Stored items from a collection
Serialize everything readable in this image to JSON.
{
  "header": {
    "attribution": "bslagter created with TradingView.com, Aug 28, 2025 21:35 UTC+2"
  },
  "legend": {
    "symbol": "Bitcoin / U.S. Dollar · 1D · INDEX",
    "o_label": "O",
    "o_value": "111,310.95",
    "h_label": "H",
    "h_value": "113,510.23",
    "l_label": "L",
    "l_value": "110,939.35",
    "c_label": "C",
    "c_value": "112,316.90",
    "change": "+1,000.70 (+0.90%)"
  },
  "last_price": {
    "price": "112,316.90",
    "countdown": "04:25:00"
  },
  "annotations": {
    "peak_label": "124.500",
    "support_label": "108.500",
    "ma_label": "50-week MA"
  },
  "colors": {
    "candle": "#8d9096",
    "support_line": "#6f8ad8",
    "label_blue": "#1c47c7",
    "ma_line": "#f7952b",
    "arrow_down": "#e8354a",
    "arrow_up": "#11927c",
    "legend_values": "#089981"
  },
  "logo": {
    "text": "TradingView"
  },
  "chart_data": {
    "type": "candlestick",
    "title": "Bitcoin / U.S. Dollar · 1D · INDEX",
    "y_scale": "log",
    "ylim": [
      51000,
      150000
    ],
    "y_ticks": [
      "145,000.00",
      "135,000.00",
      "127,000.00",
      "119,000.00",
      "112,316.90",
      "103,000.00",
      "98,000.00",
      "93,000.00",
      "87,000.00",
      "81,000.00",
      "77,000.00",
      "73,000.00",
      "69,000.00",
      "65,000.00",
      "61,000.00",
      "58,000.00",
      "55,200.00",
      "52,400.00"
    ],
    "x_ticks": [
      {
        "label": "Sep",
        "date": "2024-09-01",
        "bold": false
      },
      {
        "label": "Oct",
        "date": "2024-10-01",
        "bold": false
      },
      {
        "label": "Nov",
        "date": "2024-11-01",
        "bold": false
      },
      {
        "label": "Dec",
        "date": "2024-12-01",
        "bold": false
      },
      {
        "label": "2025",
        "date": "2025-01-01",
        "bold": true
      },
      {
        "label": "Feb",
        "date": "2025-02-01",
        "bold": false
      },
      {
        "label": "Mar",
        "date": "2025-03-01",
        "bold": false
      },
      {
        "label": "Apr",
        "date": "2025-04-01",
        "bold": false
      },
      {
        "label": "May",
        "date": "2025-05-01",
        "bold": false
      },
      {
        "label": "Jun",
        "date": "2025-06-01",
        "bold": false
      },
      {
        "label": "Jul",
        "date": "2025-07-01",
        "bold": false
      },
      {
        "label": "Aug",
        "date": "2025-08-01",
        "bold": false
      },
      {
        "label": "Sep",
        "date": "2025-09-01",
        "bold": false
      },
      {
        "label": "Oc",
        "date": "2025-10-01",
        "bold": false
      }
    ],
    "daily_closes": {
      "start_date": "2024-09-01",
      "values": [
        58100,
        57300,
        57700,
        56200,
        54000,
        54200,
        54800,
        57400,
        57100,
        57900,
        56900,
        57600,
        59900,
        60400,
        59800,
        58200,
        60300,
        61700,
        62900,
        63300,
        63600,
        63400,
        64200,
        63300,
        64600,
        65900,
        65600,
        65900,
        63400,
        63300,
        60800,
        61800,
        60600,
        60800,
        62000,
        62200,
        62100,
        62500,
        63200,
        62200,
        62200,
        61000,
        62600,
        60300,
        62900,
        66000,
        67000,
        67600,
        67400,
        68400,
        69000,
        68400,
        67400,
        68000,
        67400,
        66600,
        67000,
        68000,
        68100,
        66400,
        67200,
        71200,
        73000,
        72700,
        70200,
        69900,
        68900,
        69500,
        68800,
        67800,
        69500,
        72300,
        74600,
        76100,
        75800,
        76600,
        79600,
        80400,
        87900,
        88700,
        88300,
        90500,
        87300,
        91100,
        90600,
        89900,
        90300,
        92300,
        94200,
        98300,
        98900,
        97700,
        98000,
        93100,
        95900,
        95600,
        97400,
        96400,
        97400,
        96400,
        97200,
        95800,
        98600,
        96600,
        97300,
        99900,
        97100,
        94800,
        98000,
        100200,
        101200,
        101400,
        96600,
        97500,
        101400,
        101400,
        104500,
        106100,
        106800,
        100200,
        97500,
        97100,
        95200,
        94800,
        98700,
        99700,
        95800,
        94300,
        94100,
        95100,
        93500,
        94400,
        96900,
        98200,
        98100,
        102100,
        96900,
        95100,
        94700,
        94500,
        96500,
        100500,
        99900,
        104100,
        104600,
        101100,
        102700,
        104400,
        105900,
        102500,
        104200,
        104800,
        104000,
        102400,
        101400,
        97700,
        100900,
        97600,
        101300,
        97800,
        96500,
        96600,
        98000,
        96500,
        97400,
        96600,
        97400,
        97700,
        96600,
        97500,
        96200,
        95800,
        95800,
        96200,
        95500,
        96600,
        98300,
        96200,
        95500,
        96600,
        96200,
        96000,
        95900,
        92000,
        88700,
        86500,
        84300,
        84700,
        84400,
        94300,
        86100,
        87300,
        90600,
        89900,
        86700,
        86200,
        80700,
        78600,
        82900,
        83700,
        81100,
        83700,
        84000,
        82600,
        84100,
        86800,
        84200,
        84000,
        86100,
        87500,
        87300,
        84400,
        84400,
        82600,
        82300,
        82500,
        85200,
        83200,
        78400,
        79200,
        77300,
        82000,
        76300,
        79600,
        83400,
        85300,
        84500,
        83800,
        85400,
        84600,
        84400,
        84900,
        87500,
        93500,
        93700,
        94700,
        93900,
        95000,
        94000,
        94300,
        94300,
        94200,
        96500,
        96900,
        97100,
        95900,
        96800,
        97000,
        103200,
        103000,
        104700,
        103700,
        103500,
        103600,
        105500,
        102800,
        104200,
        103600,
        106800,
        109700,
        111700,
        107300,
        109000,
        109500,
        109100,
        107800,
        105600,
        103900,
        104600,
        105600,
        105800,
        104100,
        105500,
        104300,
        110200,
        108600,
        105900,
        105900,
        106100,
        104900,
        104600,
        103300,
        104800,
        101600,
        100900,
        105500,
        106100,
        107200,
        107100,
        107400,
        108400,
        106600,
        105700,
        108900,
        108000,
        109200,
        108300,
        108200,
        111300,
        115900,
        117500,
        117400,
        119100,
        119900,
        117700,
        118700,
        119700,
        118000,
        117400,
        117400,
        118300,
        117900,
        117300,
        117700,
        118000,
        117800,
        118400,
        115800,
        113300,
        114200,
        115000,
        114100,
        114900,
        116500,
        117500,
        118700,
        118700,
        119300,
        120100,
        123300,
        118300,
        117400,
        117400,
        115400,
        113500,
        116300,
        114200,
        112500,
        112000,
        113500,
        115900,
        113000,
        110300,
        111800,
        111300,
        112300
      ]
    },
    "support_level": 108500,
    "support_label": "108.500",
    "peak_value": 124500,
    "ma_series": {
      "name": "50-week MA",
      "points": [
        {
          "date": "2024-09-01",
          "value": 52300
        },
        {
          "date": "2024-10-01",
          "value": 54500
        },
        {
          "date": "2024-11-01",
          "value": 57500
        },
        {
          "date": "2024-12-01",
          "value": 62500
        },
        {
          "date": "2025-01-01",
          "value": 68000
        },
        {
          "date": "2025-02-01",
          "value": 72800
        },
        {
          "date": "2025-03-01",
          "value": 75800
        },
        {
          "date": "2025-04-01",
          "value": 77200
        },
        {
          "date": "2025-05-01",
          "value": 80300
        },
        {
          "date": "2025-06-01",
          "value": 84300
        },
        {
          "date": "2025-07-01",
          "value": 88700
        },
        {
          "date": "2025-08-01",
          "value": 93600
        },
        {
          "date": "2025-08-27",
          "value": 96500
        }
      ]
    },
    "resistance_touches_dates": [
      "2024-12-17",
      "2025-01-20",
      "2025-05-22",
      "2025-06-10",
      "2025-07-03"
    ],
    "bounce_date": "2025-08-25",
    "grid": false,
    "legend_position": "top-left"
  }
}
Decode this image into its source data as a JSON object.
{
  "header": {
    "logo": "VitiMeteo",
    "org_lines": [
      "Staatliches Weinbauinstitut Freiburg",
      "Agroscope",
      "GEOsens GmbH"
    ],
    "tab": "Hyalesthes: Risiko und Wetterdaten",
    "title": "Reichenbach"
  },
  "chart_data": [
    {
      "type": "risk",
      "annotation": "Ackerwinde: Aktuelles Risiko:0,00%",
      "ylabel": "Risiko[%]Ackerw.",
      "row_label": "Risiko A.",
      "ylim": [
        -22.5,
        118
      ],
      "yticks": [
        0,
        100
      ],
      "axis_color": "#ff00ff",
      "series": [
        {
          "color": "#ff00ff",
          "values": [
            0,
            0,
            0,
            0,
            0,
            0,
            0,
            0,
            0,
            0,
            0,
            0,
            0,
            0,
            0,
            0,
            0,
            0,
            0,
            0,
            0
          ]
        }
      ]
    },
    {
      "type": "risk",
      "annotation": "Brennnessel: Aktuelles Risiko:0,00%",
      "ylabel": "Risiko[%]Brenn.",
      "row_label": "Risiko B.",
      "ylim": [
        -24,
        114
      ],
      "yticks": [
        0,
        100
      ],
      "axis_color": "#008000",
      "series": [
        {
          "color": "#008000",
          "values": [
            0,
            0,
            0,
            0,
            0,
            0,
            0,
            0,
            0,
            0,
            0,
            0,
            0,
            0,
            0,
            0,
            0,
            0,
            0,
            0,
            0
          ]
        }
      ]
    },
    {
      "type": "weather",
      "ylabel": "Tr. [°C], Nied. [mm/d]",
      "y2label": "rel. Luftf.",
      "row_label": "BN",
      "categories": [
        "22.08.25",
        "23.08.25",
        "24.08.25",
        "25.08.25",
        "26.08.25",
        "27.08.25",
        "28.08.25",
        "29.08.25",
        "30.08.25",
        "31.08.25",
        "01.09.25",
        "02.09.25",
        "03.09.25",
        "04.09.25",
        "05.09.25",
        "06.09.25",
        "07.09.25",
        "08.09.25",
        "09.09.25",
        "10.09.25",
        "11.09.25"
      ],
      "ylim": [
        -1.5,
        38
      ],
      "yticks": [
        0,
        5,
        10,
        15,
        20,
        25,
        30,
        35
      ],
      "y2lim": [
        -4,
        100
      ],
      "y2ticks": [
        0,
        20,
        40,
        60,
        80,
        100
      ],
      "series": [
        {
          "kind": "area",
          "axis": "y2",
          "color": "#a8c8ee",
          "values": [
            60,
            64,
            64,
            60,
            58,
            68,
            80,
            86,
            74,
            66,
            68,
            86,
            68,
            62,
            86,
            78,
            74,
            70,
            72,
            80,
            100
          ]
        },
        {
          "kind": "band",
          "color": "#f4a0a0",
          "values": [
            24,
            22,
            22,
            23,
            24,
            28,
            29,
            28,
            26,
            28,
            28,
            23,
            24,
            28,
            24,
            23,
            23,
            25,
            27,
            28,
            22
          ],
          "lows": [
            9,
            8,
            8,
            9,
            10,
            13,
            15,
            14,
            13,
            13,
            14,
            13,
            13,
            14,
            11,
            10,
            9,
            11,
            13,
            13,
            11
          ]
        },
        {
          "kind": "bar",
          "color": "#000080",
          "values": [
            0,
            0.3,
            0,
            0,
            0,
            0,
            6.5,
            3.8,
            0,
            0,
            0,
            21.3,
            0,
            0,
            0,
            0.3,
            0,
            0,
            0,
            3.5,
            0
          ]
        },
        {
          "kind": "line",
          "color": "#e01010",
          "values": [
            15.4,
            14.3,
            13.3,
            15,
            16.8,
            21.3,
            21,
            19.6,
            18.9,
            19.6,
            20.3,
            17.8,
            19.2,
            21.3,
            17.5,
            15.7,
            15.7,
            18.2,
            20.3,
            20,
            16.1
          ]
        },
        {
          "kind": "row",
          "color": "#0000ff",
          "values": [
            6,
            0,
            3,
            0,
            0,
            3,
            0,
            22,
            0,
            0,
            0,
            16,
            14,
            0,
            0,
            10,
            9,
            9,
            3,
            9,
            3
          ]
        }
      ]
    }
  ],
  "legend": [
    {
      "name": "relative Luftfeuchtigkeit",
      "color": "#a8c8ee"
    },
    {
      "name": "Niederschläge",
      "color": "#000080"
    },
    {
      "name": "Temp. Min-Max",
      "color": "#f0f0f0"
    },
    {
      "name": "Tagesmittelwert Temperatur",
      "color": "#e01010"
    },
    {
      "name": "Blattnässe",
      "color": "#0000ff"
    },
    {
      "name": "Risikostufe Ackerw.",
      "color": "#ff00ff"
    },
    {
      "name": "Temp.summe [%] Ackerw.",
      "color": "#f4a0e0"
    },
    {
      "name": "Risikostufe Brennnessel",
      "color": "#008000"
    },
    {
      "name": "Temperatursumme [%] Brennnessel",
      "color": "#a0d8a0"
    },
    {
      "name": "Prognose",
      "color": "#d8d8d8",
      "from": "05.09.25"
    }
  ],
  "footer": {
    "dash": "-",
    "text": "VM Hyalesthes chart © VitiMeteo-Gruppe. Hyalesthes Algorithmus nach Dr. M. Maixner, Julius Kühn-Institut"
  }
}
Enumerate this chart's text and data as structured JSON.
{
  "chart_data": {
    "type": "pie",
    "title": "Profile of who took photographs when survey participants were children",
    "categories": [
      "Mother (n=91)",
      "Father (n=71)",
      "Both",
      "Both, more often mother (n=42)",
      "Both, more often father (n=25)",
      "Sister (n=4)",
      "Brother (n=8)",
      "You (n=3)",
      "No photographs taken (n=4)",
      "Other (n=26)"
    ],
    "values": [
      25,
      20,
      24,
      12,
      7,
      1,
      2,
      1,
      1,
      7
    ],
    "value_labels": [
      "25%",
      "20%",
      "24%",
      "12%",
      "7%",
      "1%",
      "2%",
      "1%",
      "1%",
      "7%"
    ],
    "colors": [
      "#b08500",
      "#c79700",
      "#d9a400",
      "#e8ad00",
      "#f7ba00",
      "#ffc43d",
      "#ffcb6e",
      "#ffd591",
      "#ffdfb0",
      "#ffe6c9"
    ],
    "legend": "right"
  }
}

§ Written instruction: Beginning at the line where "Enumerate this chart's" appears, extract each line through the end of the data above; keep them exact and include nothing else.

§ Complete response:
Enumerate this chart's text and data as structured JSON.
{
  "chart_data": {
    "type": "pie",
    "title": "Profile of who took photographs when survey participants were children",
    "categories": [
      "Mother (n=91)",
      "Father (n=71)",
      "Both",
      "Both, more often mother (n=42)",
      "Both, more often father (n=25)",
      "Sister (n=4)",
      "Brother (n=8)",
      "You (n=3)",
      "No photographs taken (n=4)",
      "Other (n=26)"
    ],
    "values": [
      25,
      20,
      24,
      12,
      7,
      1,
      2,
      1,
      1,
      7
    ],
    "value_labels": [
      "25%",
      "20%",
      "24%",
      "12%",
      "7%",
      "1%",
      "2%",
      "1%",
      "1%",
      "7%"
    ],
    "colors": [
      "#b08500",
      "#c79700",
      "#d9a400",
      "#e8ad00",
      "#f7ba00",
      "#ffc43d",
      "#ffcb6e",
      "#ffd591",
      "#ffdfb0",
      "#ffe6c9"
    ],
    "legend": "right"
  }
}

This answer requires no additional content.